Excerpt from a dataset
════════════════

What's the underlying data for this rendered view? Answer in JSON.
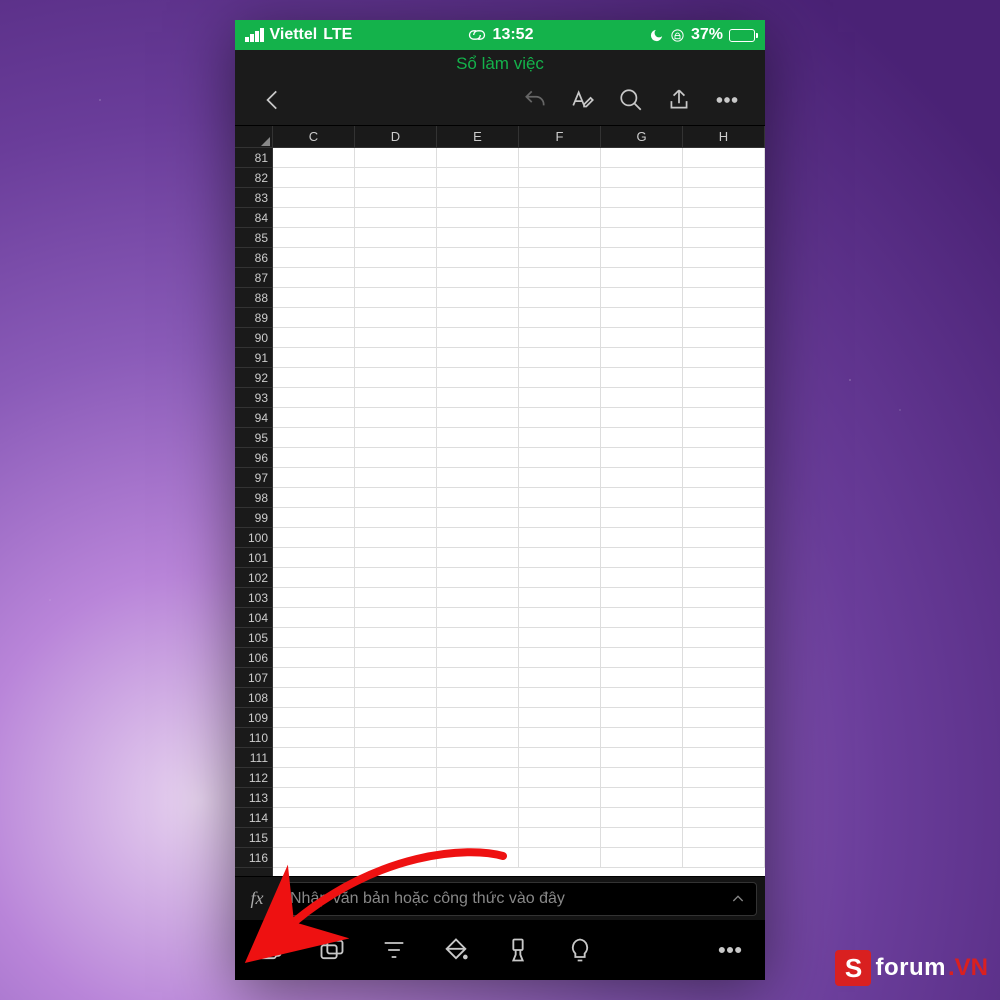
{
  "status": {
    "carrier": "Viettel",
    "network": "LTE",
    "time": "13:52",
    "battery_pct": "37%"
  },
  "doc": {
    "title": "Sổ làm việc"
  },
  "columns": [
    "C",
    "D",
    "E",
    "F",
    "G",
    "H"
  ],
  "row_start": 81,
  "row_end": 116,
  "formula": {
    "fx_label": "fx",
    "placeholder": "Nhập văn bản hoặc công thức vào đây"
  },
  "watermark": {
    "logo_letter": "S",
    "text": "forum",
    "suffix": ".VN"
  }
}
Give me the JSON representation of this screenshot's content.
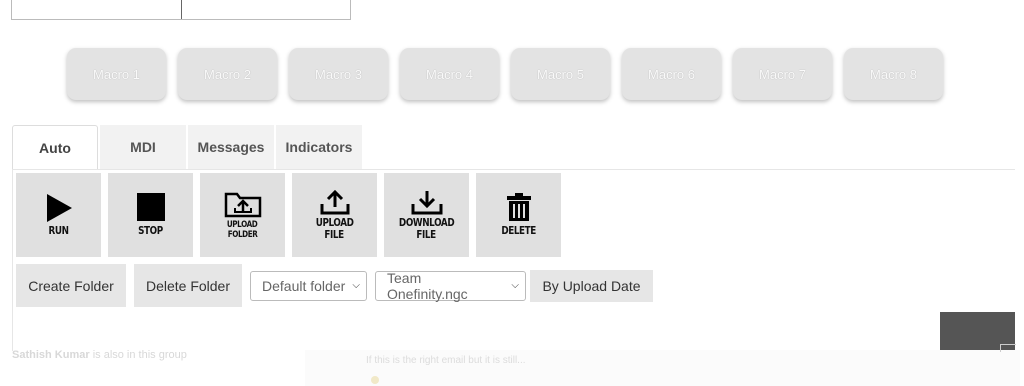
{
  "macros": [
    "Macro 1",
    "Macro 2",
    "Macro 3",
    "Macro 4",
    "Macro 5",
    "Macro 6",
    "Macro 7",
    "Macro 8"
  ],
  "tabs": {
    "auto": "Auto",
    "mdi": "MDI",
    "messages": "Messages",
    "indicators": "Indicators"
  },
  "actions": {
    "run": "RUN",
    "stop": "STOP",
    "upload_folder_1": "UPLOAD",
    "upload_folder_2": "FOLDER",
    "upload_file_1": "UPLOAD",
    "upload_file_2": "FILE",
    "download_file_1": "DOWNLOAD",
    "download_file_2": "FILE",
    "delete": "DELETE"
  },
  "controls": {
    "create_folder": "Create Folder",
    "delete_folder": "Delete Folder",
    "folder_select": "Default folder",
    "file_select": "Team Onefinity.ngc",
    "sort_button": "By Upload Date"
  },
  "footer": {
    "name": "Sathish Kumar",
    "name_suffix": " is also in this group",
    "message": "If this is the right email but it is still..."
  },
  "colors": {
    "button_bg": "#e0e0e0",
    "macro_bg": "#e3e3e3",
    "tab_inactive": "#f2f2f2"
  }
}
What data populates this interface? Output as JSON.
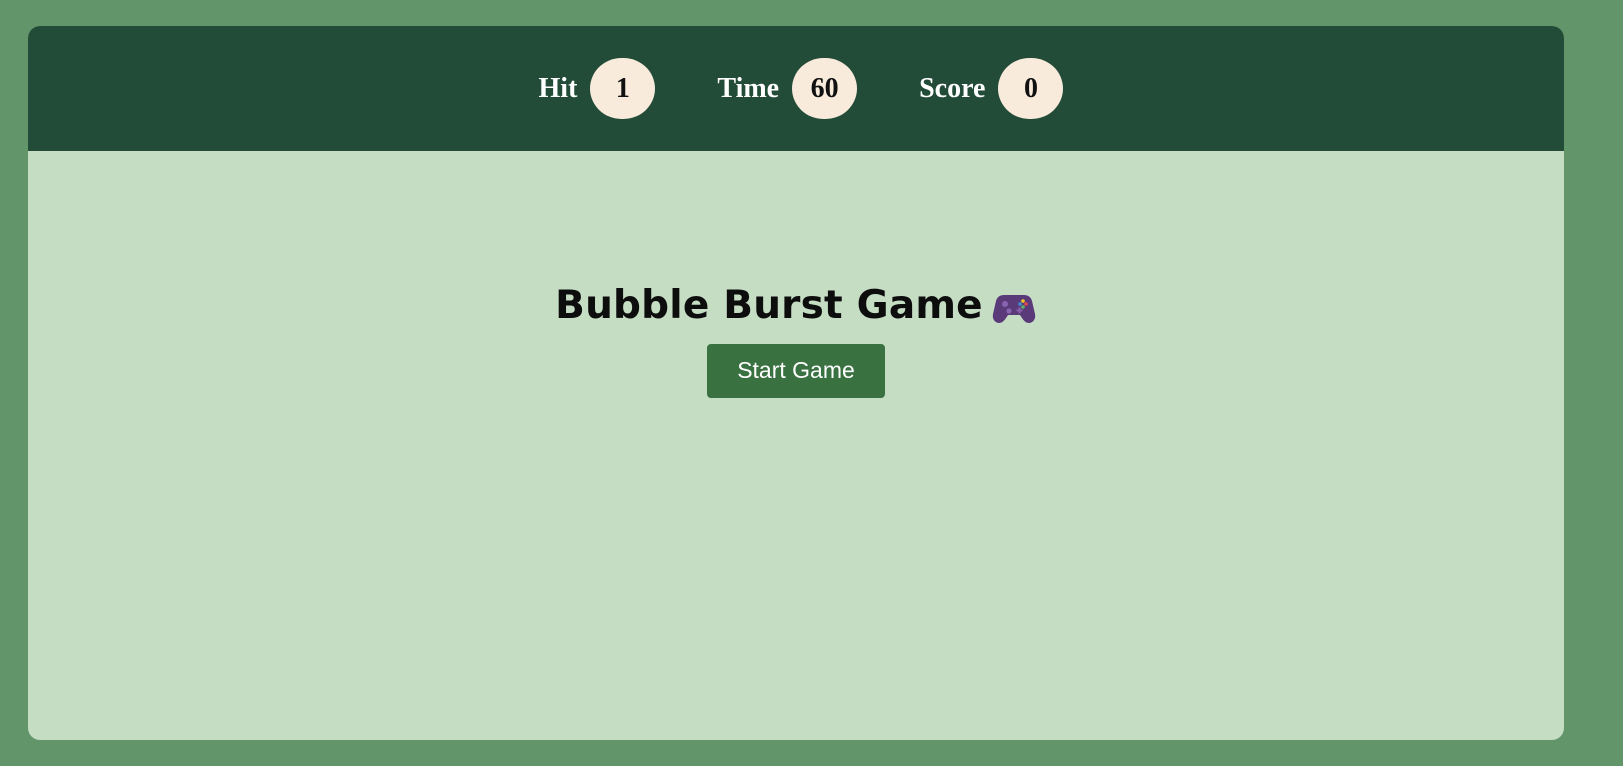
{
  "stats": [
    {
      "label": "Hit",
      "value": "1"
    },
    {
      "label": "Time",
      "value": "60"
    },
    {
      "label": "Score",
      "value": "0"
    }
  ],
  "game": {
    "title": "Bubble Burst Game",
    "title_icon": "game-controller-icon",
    "start_label": "Start Game"
  },
  "colors": {
    "page_background": "#62956a",
    "header_background": "#224b38",
    "panel_background": "#c5ddc3",
    "stat_box_background": "#f8ebdc",
    "button_background": "#3a7141",
    "controller_color": "#5b3a7a"
  }
}
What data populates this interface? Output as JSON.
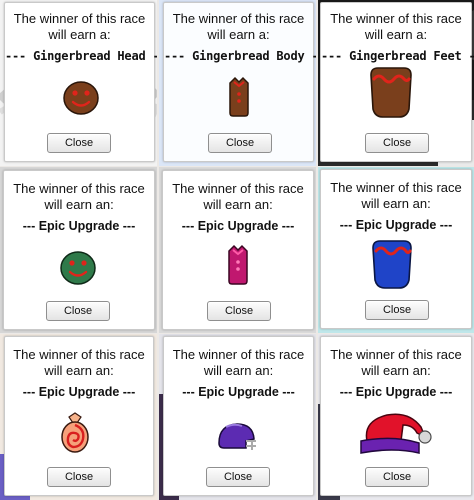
{
  "dialogs": [
    {
      "line1": "The winner of this race",
      "line2": "will earn a:",
      "prize": "--- Gingerbread Head ---",
      "icon": "gingerbread-head-icon",
      "button": "Close"
    },
    {
      "line1": "The winner of this race",
      "line2": "will earn a:",
      "prize": "--- Gingerbread Body ---",
      "icon": "gingerbread-body-icon",
      "button": "Close"
    },
    {
      "line1": "The winner of this race",
      "line2": "will earn a:",
      "prize": "--- Gingerbread Feet ---",
      "icon": "gingerbread-feet-icon",
      "button": "Close"
    },
    {
      "line1": "The winner of this race",
      "line2": "will earn an:",
      "prize": "--- Epic Upgrade ---",
      "icon": "epic-green-head-icon",
      "button": "Close"
    },
    {
      "line1": "The winner of this race",
      "line2": "will earn an:",
      "prize": "--- Epic Upgrade ---",
      "icon": "epic-magenta-body-icon",
      "button": "Close"
    },
    {
      "line1": "The winner of this race",
      "line2": "will earn an:",
      "prize": "--- Epic Upgrade ---",
      "icon": "epic-blue-feet-icon",
      "button": "Close"
    },
    {
      "line1": "The winner of this race",
      "line2": "will earn an:",
      "prize": "--- Epic Upgrade ---",
      "icon": "epic-candy-icon",
      "button": "Close"
    },
    {
      "line1": "The winner of this race",
      "line2": "will earn an:",
      "prize": "--- Epic Upgrade ---",
      "icon": "epic-helmet-icon",
      "button": "Close"
    },
    {
      "line1": "The winner of this race",
      "line2": "will earn an:",
      "prize": "--- Epic Upgrade ---",
      "icon": "epic-santa-hat-icon",
      "button": "Close"
    }
  ],
  "colors": {
    "gingerbread": "#7a3f1c",
    "icing": "#e0241b",
    "epic_green": "#2f7a4a",
    "epic_magenta": "#c0186f",
    "epic_blue": "#1f44c8",
    "helmet_purple": "#5c2bb2",
    "hat_red": "#e1122a"
  }
}
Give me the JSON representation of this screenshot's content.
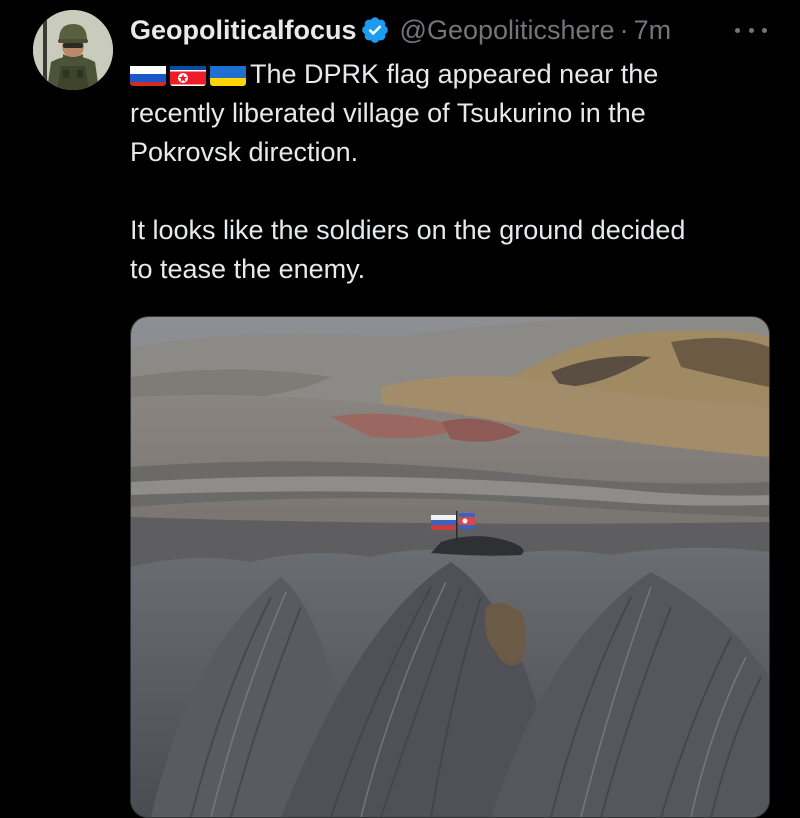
{
  "author": {
    "display_name": "Geopoliticalfocus",
    "handle": "@Geopoliticshere",
    "separator": "·",
    "time": "7m",
    "avatar_icon": "soldier-avatar",
    "verified_icon": "verified-badge-icon",
    "verified_color": "#1d9bf0"
  },
  "tweet": {
    "flags": [
      "russia-flag-icon",
      "north-korea-flag-icon",
      "ukraine-flag-icon"
    ],
    "line1": "The DPRK flag appeared near the",
    "line2": "recently liberated village of Tsukurino in the",
    "line3": "Pokrovsk direction.",
    "line4": "It looks like the soldiers on the ground decided",
    "line5": "to tease the enemy."
  },
  "media": {
    "type": "photo",
    "subject": "flags-on-spoil-tip-photo"
  },
  "colors": {
    "background": "#000000",
    "text": "#e7e9ea",
    "secondary_text": "#71767b"
  }
}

════════════════

## REQUIREMENT
Images must not appear in the copy; reproduce everything else in the records verbatim.

## RESPONSE BELOW
What's the underlying data for this rendered view? Answer in JSON.
{
  "status": {
    "carrier": "Viettel",
    "network": "LTE",
    "time": "13:52",
    "battery_pct": "37%"
  },
  "doc": {
    "title": "Sổ làm việc"
  },
  "columns": [
    "C",
    "D",
    "E",
    "F",
    "G",
    "H"
  ],
  "row_start": 81,
  "row_end": 116,
  "formula": {
    "fx_label": "fx",
    "placeholder": "Nhập văn bản hoặc công thức vào đây"
  },
  "watermark": {
    "logo_letter": "S",
    "text": "forum",
    "suffix": ".VN"
  }
}
Give me the JSON representation of this screenshot's content.
{
  "macros": [
    "Macro 1",
    "Macro 2",
    "Macro 3",
    "Macro 4",
    "Macro 5",
    "Macro 6",
    "Macro 7",
    "Macro 8"
  ],
  "tabs": {
    "auto": "Auto",
    "mdi": "MDI",
    "messages": "Messages",
    "indicators": "Indicators"
  },
  "actions": {
    "run": "RUN",
    "stop": "STOP",
    "upload_folder_1": "UPLOAD",
    "upload_folder_2": "FOLDER",
    "upload_file_1": "UPLOAD",
    "upload_file_2": "FILE",
    "download_file_1": "DOWNLOAD",
    "download_file_2": "FILE",
    "delete": "DELETE"
  },
  "controls": {
    "create_folder": "Create Folder",
    "delete_folder": "Delete Folder",
    "folder_select": "Default folder",
    "file_select": "Team Onefinity.ngc",
    "sort_button": "By Upload Date"
  },
  "footer": {
    "name": "Sathish Kumar",
    "name_suffix": " is also in this group",
    "message": "If this is the right email but it is still..."
  },
  "colors": {
    "button_bg": "#e0e0e0",
    "macro_bg": "#e3e3e3",
    "tab_inactive": "#f2f2f2"
  }
}
What data populates this interface? Output as JSON.
{
  "stats": [
    {
      "label": "Hit",
      "value": "1"
    },
    {
      "label": "Time",
      "value": "60"
    },
    {
      "label": "Score",
      "value": "0"
    }
  ],
  "game": {
    "title": "Bubble Burst Game",
    "title_icon": "game-controller-icon",
    "start_label": "Start Game"
  },
  "colors": {
    "page_background": "#62956a",
    "header_background": "#224b38",
    "panel_background": "#c5ddc3",
    "stat_box_background": "#f8ebdc",
    "button_background": "#3a7141",
    "controller_color": "#5b3a7a"
  }
}
What data populates this interface? Output as JSON.
{
  "dialogs": [
    {
      "line1": "The winner of this race",
      "line2": "will earn a:",
      "prize": "--- Gingerbread Head ---",
      "icon": "gingerbread-head-icon",
      "button": "Close"
    },
    {
      "line1": "The winner of this race",
      "line2": "will earn a:",
      "prize": "--- Gingerbread Body ---",
      "icon": "gingerbread-body-icon",
      "button": "Close"
    },
    {
      "line1": "The winner of this race",
      "line2": "will earn a:",
      "prize": "--- Gingerbread Feet ---",
      "icon": "gingerbread-feet-icon",
      "button": "Close"
    },
    {
      "line1": "The winner of this race",
      "line2": "will earn an:",
      "prize": "--- Epic Upgrade ---",
      "icon": "epic-green-head-icon",
      "button": "Close"
    },
    {
      "line1": "The winner of this race",
      "line2": "will earn an:",
      "prize": "--- Epic Upgrade ---",
      "icon": "epic-magenta-body-icon",
      "button": "Close"
    },
    {
      "line1": "The winner of this race",
      "line2": "will earn an:",
      "prize": "--- Epic Upgrade ---",
      "icon": "epic-blue-feet-icon",
      "button": "Close"
    },
    {
      "line1": "The winner of this race",
      "line2": "will earn an:",
      "prize": "--- Epic Upgrade ---",
      "icon": "epic-candy-icon",
      "button": "Close"
    },
    {
      "line1": "The winner of this race",
      "line2": "will earn an:",
      "prize": "--- Epic Upgrade ---",
      "icon": "epic-helmet-icon",
      "button": "Close"
    },
    {
      "line1": "The winner of this race",
      "line2": "will earn an:",
      "prize": "--- Epic Upgrade ---",
      "icon": "epic-santa-hat-icon",
      "button": "Close"
    }
  ],
  "colors": {
    "gingerbread": "#7a3f1c",
    "icing": "#e0241b",
    "epic_green": "#2f7a4a",
    "epic_magenta": "#c0186f",
    "epic_blue": "#1f44c8",
    "helmet_purple": "#5c2bb2",
    "hat_red": "#e1122a"
  }
}
Give me the JSON representation of this screenshot's content.
{
  "author": {
    "display_name": "Geopoliticalfocus",
    "handle": "@Geopoliticshere",
    "separator": "·",
    "time": "7m",
    "avatar_icon": "soldier-avatar",
    "verified_icon": "verified-badge-icon",
    "verified_color": "#1d9bf0"
  },
  "tweet": {
    "flags": [
      "russia-flag-icon",
      "north-korea-flag-icon",
      "ukraine-flag-icon"
    ],
    "line1": "The DPRK flag appeared near the",
    "line2": "recently liberated village of Tsukurino in the",
    "line3": "Pokrovsk direction.",
    "line4": "It looks like the soldiers on the ground decided",
    "line5": "to tease the enemy."
  },
  "media": {
    "type": "photo",
    "subject": "flags-on-spoil-tip-photo"
  },
  "colors": {
    "background": "#000000",
    "text": "#e7e9ea",
    "secondary_text": "#71767b"
  }
}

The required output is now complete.